[START Exercise materials]
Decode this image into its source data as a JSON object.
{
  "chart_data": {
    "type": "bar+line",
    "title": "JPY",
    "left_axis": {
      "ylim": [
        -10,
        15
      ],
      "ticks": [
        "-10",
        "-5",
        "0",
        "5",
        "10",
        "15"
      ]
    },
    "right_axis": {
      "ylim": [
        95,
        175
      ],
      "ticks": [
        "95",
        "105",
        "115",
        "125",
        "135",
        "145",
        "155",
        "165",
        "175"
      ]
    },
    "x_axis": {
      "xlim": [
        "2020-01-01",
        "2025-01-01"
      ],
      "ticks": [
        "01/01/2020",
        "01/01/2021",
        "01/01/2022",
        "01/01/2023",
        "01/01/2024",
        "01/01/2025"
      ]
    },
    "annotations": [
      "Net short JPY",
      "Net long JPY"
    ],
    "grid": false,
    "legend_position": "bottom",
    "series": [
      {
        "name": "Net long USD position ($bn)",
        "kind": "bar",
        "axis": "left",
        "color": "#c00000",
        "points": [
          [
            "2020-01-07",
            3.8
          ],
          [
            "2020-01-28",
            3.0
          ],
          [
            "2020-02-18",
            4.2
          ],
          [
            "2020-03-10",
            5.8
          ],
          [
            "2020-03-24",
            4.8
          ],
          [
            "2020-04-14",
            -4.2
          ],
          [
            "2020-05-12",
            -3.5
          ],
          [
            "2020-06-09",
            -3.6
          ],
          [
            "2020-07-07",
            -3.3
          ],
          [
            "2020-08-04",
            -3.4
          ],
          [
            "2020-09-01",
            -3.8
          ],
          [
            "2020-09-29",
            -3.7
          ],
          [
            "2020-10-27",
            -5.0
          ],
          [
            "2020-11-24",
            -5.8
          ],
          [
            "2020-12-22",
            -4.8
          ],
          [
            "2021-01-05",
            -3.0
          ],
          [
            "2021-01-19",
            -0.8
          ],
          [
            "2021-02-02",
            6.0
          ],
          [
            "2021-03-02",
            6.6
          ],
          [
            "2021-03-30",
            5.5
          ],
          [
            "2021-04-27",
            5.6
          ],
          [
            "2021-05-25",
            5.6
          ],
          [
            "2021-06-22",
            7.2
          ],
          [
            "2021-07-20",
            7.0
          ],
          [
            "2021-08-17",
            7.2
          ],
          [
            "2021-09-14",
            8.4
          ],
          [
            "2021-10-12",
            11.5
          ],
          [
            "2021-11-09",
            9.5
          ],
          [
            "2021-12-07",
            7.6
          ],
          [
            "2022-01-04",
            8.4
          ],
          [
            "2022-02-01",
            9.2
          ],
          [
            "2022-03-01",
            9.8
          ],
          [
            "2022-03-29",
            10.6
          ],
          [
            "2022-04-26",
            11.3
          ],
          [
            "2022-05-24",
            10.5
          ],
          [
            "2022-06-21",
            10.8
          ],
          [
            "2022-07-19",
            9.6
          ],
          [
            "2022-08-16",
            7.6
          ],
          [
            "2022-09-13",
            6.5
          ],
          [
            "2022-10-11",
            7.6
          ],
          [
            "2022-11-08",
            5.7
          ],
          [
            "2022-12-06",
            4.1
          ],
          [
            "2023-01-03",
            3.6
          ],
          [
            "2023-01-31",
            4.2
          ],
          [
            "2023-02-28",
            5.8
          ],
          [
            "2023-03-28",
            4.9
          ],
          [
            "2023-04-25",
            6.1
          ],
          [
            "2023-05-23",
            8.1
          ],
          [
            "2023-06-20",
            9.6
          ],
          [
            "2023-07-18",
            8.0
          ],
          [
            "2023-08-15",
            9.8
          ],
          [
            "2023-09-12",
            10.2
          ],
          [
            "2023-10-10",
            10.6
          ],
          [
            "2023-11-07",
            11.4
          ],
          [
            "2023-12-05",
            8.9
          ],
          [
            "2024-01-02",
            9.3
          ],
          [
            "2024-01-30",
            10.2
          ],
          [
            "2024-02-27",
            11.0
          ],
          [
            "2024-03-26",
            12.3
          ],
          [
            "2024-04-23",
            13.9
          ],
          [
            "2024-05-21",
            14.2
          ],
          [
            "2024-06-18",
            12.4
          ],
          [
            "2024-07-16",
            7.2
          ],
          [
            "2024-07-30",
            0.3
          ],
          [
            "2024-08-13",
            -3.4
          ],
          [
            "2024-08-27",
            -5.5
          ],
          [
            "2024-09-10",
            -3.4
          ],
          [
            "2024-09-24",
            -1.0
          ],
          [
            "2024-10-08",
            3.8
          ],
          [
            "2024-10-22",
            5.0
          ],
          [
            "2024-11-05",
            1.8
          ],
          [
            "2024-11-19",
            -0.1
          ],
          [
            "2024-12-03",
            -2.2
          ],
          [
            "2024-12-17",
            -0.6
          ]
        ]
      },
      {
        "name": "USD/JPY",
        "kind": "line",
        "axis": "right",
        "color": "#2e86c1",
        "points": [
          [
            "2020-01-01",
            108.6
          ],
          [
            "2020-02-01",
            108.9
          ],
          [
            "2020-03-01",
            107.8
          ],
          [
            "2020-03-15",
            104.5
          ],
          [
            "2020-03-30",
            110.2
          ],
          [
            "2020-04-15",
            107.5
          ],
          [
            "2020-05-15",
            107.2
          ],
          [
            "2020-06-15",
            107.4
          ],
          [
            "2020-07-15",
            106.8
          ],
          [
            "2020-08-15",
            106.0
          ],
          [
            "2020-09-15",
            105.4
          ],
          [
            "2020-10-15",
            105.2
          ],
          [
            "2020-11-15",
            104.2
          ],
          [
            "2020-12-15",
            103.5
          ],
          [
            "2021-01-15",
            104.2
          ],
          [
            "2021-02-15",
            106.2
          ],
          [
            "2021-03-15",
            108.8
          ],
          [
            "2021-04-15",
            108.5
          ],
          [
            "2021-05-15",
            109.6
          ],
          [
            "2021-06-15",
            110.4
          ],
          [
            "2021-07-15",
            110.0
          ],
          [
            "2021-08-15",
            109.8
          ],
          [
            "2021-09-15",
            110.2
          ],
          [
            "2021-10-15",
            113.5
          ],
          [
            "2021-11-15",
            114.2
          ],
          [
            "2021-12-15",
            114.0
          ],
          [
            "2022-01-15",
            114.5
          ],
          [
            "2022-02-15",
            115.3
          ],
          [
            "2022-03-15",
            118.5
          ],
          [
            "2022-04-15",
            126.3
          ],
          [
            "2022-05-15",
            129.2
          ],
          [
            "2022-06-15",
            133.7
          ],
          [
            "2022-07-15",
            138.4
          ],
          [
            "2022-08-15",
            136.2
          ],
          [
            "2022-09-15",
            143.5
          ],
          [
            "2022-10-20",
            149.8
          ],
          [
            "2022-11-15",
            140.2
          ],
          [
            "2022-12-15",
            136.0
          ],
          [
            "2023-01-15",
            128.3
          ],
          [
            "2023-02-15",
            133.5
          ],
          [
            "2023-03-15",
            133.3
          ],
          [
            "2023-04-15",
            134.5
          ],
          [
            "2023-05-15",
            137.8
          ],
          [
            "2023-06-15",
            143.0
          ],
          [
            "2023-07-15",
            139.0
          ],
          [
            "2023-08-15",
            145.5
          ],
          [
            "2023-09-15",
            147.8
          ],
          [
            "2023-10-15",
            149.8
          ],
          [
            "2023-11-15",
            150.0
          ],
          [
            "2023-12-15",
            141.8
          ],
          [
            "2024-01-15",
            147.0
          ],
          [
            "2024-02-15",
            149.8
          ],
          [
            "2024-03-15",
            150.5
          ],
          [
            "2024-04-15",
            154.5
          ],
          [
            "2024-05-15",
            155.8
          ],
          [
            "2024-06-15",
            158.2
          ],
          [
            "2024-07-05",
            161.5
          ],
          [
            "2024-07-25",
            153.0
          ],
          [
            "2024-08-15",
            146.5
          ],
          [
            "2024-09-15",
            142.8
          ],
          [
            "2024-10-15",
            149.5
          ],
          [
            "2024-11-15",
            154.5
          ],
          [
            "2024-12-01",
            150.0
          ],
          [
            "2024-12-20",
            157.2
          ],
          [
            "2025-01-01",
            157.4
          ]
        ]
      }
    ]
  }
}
[END Exercise materials]
▸ **What you have to do**
Identify all lines where the word "long" shows up. Copy them.

▸ **Worked solution**
      "Net long JPY"
        "name": "Net long USD position ($bn)",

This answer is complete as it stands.